DATA ROWS:
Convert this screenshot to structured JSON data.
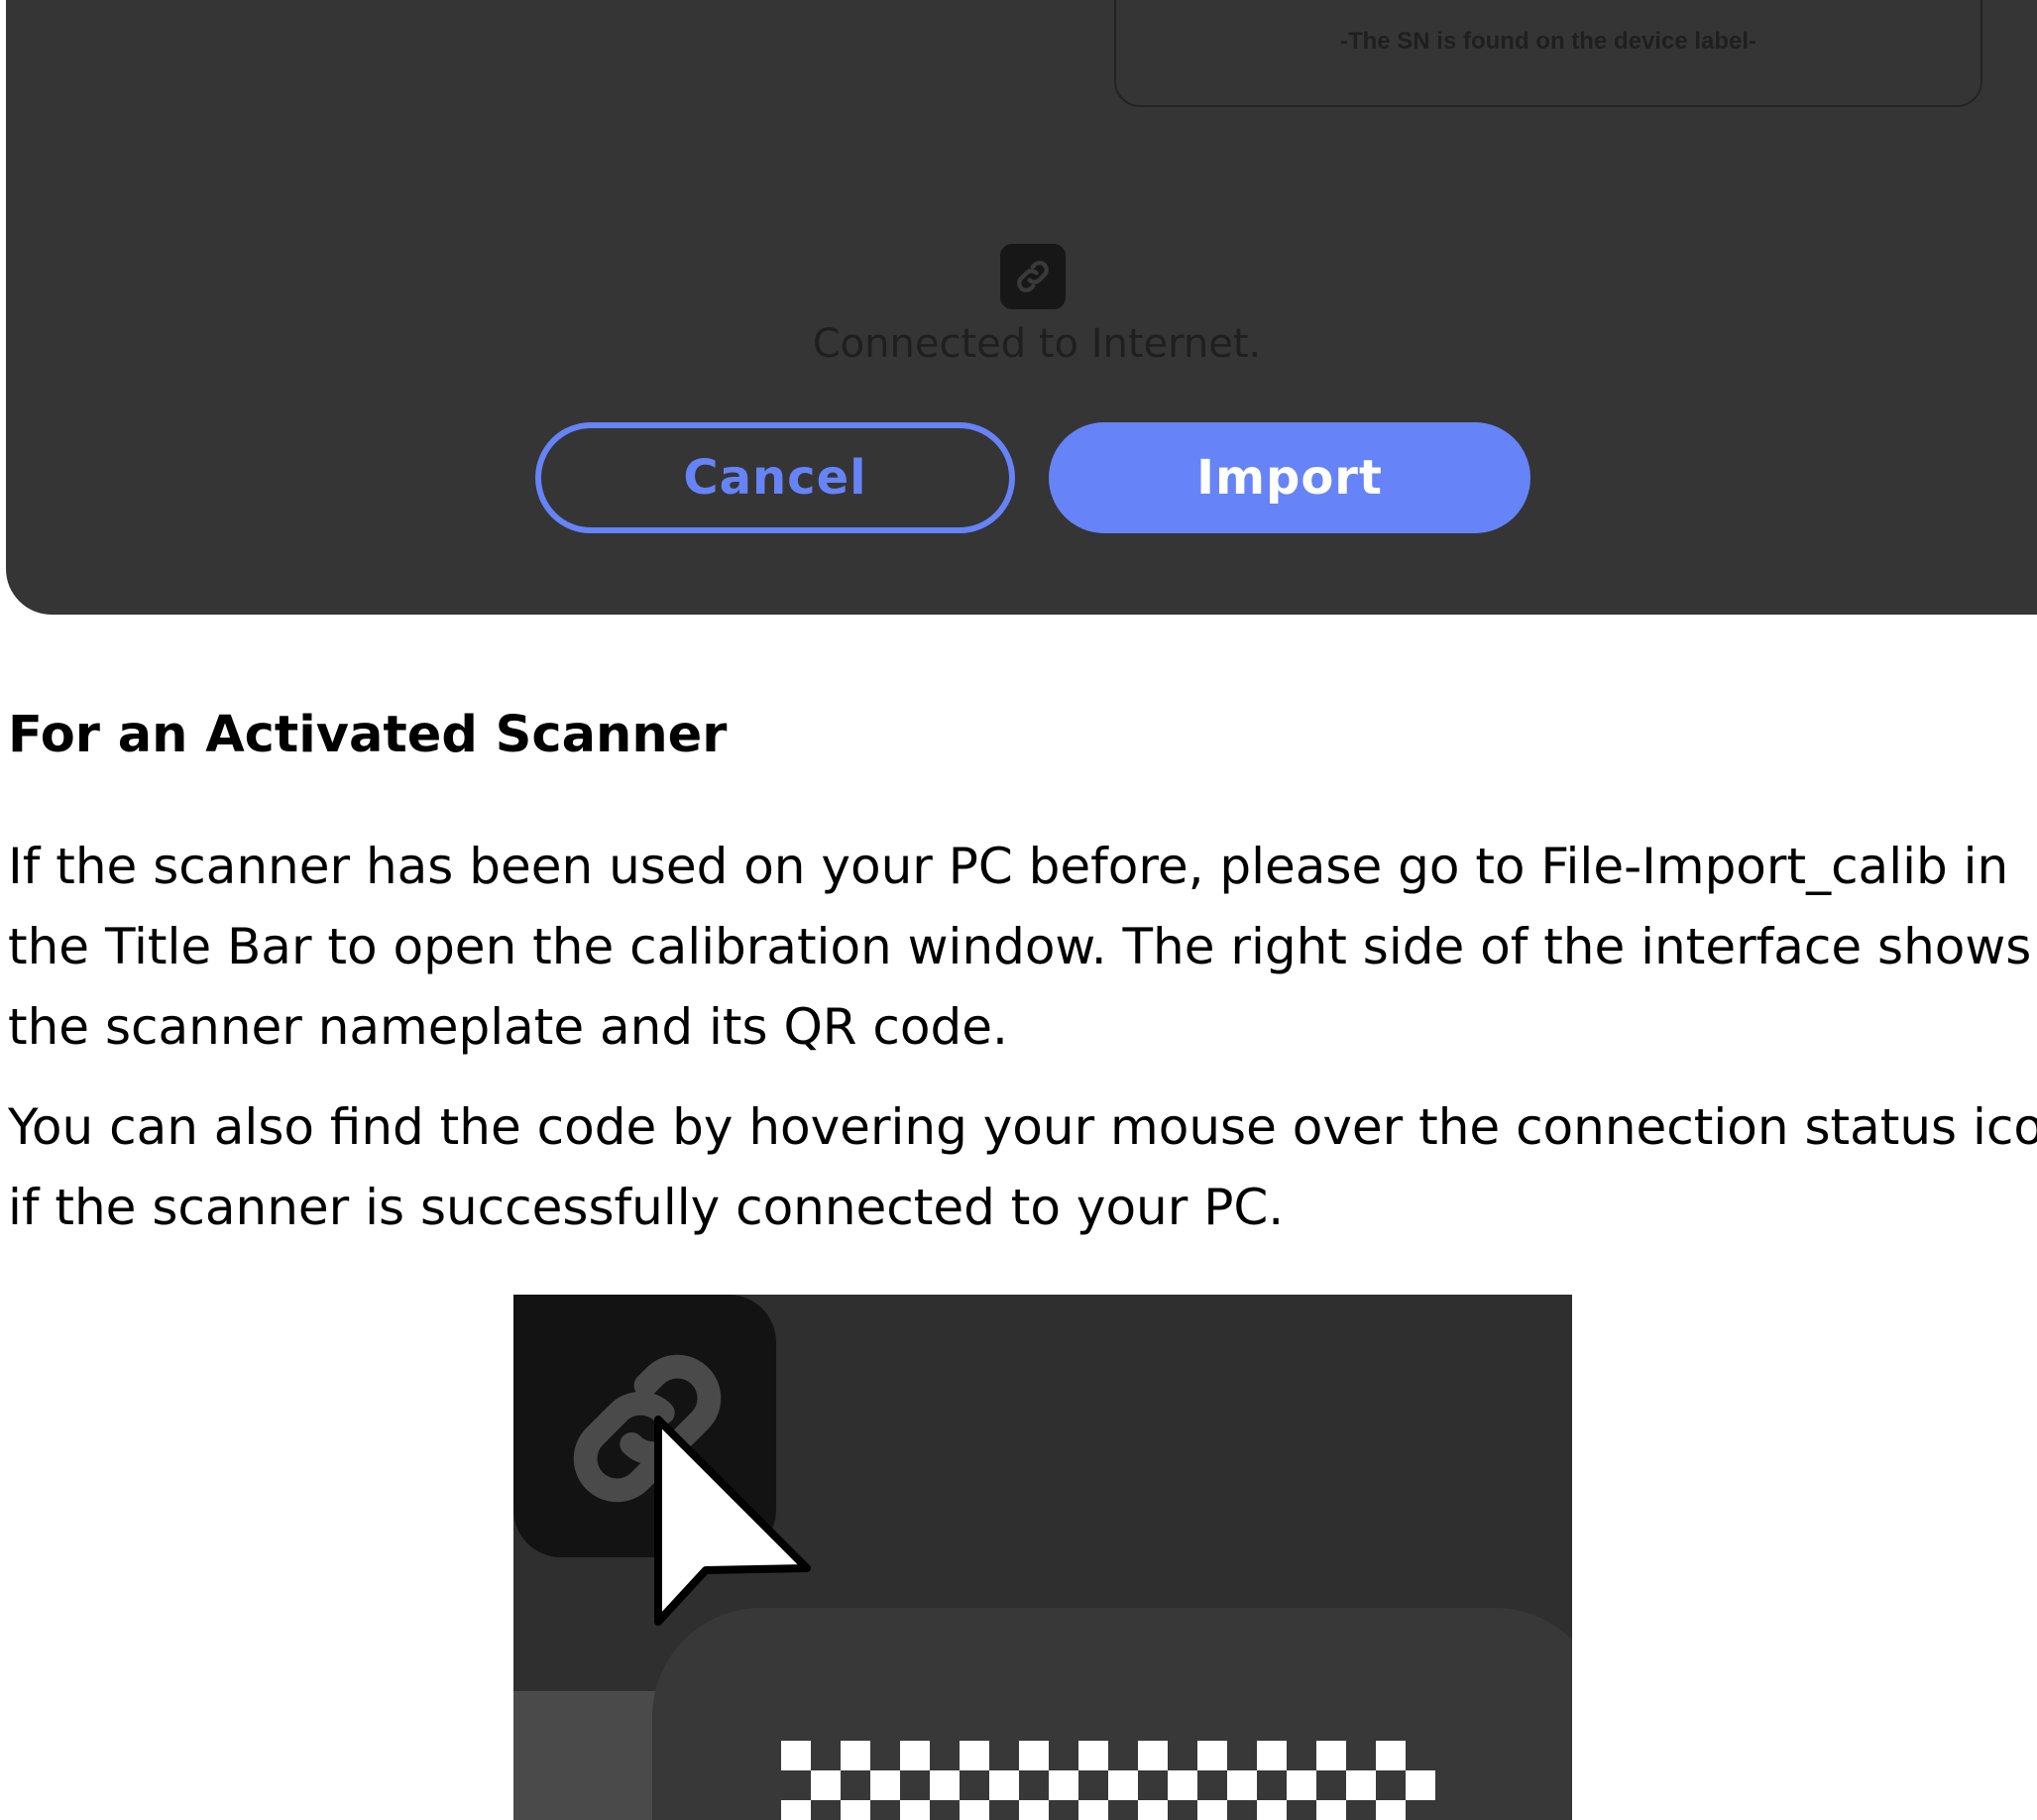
{
  "dialog": {
    "sn_note": "-The SN is found on the device label-",
    "connection_status": "Connected to Internet.",
    "cancel_label": "Cancel",
    "import_label": "Import",
    "accent_color": "#6683f7",
    "background_color": "#353535"
  },
  "article": {
    "heading": "For an Activated Scanner",
    "paragraph1_lines": [
      "If the scanner has been used on your PC before, please go to File-Import_calib in",
      "the Title Bar to open the calibration window. The right side of the interface shows",
      "the scanner nameplate and its QR code."
    ],
    "paragraph2_lines": [
      "You can also find the code by hovering your mouse over the connection status icon",
      "if the scanner is successfully connected to your PC."
    ]
  },
  "icons": {
    "status_icon": "link-icon",
    "pointer": "mouse-cursor-icon",
    "qr": "qr-code-icon"
  }
}
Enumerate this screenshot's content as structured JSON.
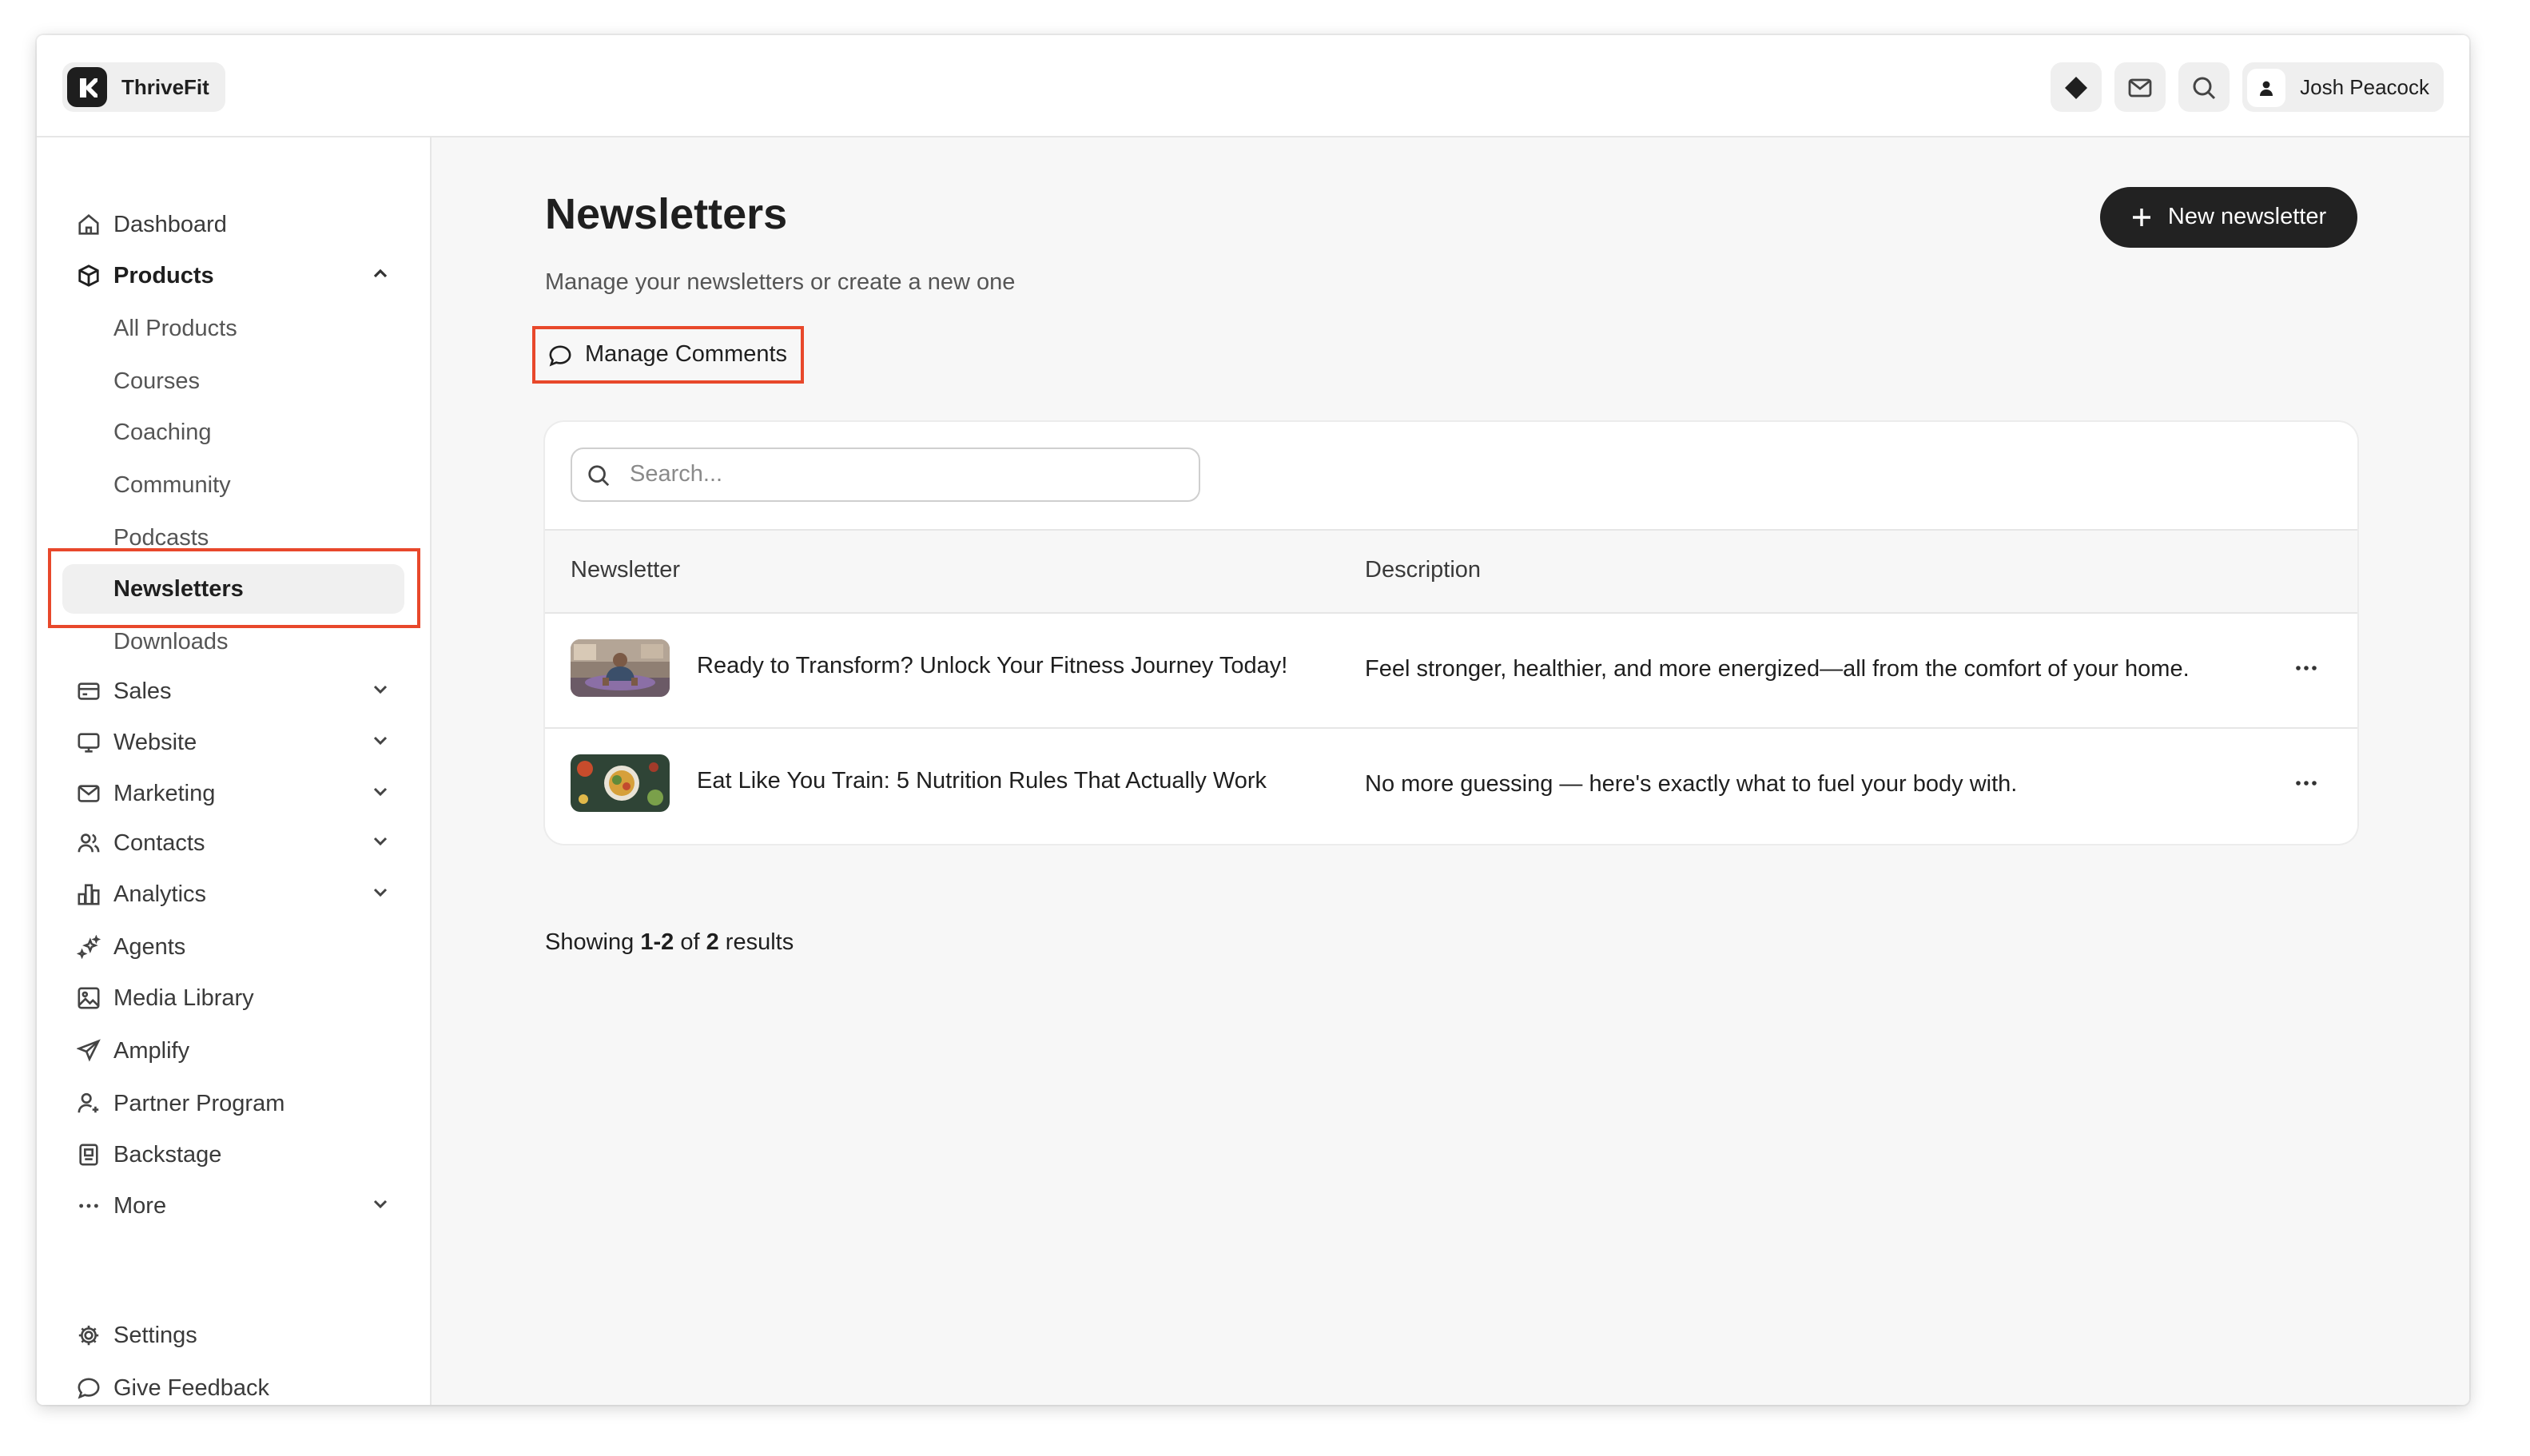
{
  "app": {
    "brand_name": "ThriveFit"
  },
  "topbar": {
    "user_name": "Josh Peacock"
  },
  "sidebar": {
    "items": [
      {
        "label": "Dashboard",
        "icon": "home-icon"
      },
      {
        "label": "Products",
        "icon": "box-icon",
        "expanded": true
      },
      {
        "label": "Sales",
        "icon": "card-icon"
      },
      {
        "label": "Website",
        "icon": "monitor-icon"
      },
      {
        "label": "Marketing",
        "icon": "mail-icon"
      },
      {
        "label": "Contacts",
        "icon": "users-icon"
      },
      {
        "label": "Analytics",
        "icon": "bar-chart-icon"
      },
      {
        "label": "Agents",
        "icon": "sparkles-icon"
      },
      {
        "label": "Media Library",
        "icon": "image-icon"
      },
      {
        "label": "Amplify",
        "icon": "send-icon"
      },
      {
        "label": "Partner Program",
        "icon": "partner-icon"
      },
      {
        "label": "Backstage",
        "icon": "backstage-icon"
      },
      {
        "label": "More",
        "icon": "more-icon"
      }
    ],
    "product_subitems": [
      "All Products",
      "Courses",
      "Coaching",
      "Community",
      "Podcasts",
      "Newsletters",
      "Downloads"
    ],
    "active_subitem": "Newsletters",
    "footer": [
      {
        "label": "Settings",
        "icon": "gear-icon"
      },
      {
        "label": "Give Feedback",
        "icon": "chat-icon"
      }
    ]
  },
  "main": {
    "title": "Newsletters",
    "subtitle": "Manage your newsletters or create a new one",
    "new_button_label": "New newsletter",
    "manage_comments_label": "Manage Comments",
    "search_placeholder": "Search...",
    "columns": [
      "Newsletter",
      "Description"
    ],
    "rows": [
      {
        "name": "Ready to Transform? Unlock Your Fitness Journey Today!",
        "description": "Feel stronger, healthier, and more energized—all from the comfort of your home."
      },
      {
        "name": "Eat Like You Train: 5 Nutrition Rules That Actually Work",
        "description": "No more guessing — here's exactly what to fuel your body with."
      }
    ],
    "results": {
      "prefix": "Showing",
      "range": "1-2",
      "of": "of",
      "total": "2",
      "suffix": "results"
    }
  },
  "colors": {
    "accent_dark": "#222222",
    "highlight": "#e8482b"
  }
}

REQUIRED WORK:
Where a line of the material above holds the string "code", copy that line.

EXERCISE OUTPUT:
      "the scanner nameplate and its QR code."
      "You can also find the code by hovering your mouse over the connection status icon",
    "qr": "qr-code-icon"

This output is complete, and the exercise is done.